All of the records below need to be copied exactly.

--- Start ---

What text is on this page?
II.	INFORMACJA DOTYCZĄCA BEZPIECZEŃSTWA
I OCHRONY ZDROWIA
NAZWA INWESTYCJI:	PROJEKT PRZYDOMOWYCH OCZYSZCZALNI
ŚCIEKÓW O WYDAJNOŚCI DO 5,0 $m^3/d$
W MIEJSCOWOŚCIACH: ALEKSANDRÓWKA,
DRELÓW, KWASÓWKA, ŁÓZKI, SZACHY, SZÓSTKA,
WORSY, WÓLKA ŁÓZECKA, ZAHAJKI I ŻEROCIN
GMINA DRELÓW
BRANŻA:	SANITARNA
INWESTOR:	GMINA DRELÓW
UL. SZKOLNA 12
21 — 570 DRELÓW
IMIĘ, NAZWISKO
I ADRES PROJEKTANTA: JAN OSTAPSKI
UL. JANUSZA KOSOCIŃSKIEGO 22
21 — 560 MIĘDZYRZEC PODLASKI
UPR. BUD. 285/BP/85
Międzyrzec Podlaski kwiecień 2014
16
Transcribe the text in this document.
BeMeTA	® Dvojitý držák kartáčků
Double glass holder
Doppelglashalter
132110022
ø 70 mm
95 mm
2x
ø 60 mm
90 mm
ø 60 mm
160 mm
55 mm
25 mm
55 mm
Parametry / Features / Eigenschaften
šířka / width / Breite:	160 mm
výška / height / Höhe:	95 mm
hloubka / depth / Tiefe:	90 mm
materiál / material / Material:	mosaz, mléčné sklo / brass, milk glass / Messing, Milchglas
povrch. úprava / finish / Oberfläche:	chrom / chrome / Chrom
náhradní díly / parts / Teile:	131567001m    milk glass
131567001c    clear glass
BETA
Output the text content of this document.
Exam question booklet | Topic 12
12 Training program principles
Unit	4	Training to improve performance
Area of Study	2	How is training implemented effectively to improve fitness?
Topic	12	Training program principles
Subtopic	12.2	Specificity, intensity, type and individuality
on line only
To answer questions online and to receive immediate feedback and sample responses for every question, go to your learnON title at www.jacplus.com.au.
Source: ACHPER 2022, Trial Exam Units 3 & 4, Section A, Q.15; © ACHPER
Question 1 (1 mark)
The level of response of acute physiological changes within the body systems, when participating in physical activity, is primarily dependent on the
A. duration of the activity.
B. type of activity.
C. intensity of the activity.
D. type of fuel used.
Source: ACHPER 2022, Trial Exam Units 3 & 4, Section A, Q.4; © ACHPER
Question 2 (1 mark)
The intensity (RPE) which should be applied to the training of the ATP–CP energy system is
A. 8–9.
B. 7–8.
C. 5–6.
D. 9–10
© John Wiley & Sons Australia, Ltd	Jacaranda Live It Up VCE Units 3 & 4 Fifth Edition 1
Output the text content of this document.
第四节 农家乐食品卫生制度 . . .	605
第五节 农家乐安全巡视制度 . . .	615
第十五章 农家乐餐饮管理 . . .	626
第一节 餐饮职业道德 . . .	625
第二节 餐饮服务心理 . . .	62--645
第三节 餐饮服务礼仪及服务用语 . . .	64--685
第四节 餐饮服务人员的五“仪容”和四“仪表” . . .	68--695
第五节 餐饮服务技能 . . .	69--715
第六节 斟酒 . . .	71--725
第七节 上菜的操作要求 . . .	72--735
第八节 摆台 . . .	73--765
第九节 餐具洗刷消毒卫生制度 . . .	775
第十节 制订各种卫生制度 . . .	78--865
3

--- End ---

→ **Reply to the task**
What text is on this page?
II.	INFORMACJA DOTYCZĄCA BEZPIECZEŃSTWA
I OCHRONY ZDROWIA
NAZWA INWESTYCJI:	PROJEKT PRZYDOMOWYCH OCZYSZCZALNI
ŚCIEKÓW O WYDAJNOŚCI DO 5,0 $m^3/d$
W MIEJSCOWOŚCIACH: ALEKSANDRÓWKA,
DRELÓW, KWASÓWKA, ŁÓZKI, SZACHY, SZÓSTKA,
WORSY, WÓLKA ŁÓZECKA, ZAHAJKI I ŻEROCIN
GMINA DRELÓW
BRANŻA:	SANITARNA
INWESTOR:	GMINA DRELÓW
UL. SZKOLNA 12
21 — 570 DRELÓW
IMIĘ, NAZWISKO
I ADRES PROJEKTANTA: JAN OSTAPSKI
UL. JANUSZA KOSOCIŃSKIEGO 22
21 — 560 MIĘDZYRZEC PODLASKI
UPR. BUD. 285/BP/85
Międzyrzec Podlaski kwiecień 2014
16
Transcribe the text in this document.
BeMeTA	® Dvojitý držák kartáčků
Double glass holder
Doppelglashalter
132110022
ø 70 mm
95 mm
2x
ø 60 mm
90 mm
ø 60 mm
160 mm
55 mm
25 mm
55 mm
Parametry / Features / Eigenschaften
šířka / width / Breite:	160 mm
výška / height / Höhe:	95 mm
hloubka / depth / Tiefe:	90 mm
materiál / material / Material:	mosaz, mléčné sklo / brass, milk glass / Messing, Milchglas
povrch. úprava / finish / Oberfläche:	chrom / chrome / Chrom
náhradní díly / parts / Teile:	131567001m    milk glass
131567001c    clear glass
BETA
Output the text content of this document.
Exam question booklet | Topic 12
12 Training program principles
Unit	4	Training to improve performance
Area of Study	2	How is training implemented effectively to improve fitness?
Topic	12	Training program principles
Subtopic	12.2	Specificity, intensity, type and individuality
on line only
To answer questions online and to receive immediate feedback and sample responses for every question, go to your learnON title at www.jacplus.com.au.
Source: ACHPER 2022, Trial Exam Units 3 & 4, Section A, Q.15; © ACHPER
Question 1 (1 mark)
The level of response of acute physiological changes within the body systems, when participating in physical activity, is primarily dependent on the
A. duration of the activity.
B. type of activity.
C. intensity of the activity.
D. type of fuel used.
Source: ACHPER 2022, Trial Exam Units 3 & 4, Section A, Q.4; © ACHPER
Question 2 (1 mark)
The intensity (RPE) which should be applied to the training of the ATP–CP energy system is
A. 8–9.
B. 7–8.
C. 5–6.
D. 9–10
© John Wiley & Sons Australia, Ltd	Jacaranda Live It Up VCE Units 3 & 4 Fifth Edition 1
Output the text content of this document.
第四节 农家乐食品卫生制度 . . .	605
第五节 农家乐安全巡视制度 . . .	615
第十五章 农家乐餐饮管理 . . .	626
第一节 餐饮职业道德 . . .	625
第二节 餐饮服务心理 . . .	62--645
第三节 餐饮服务礼仪及服务用语 . . .	64--685
第四节 餐饮服务人员的五“仪容”和四“仪表” . . .	68--695
第五节 餐饮服务技能 . . .	69--715
第六节 斟酒 . . .	71--725
第七节 上菜的操作要求 . . .	72--735
第八节 摆台 . . .	73--765
第九节 餐具洗刷消毒卫生制度 . . .	775
第十节 制订各种卫生制度 . . .	78--865
3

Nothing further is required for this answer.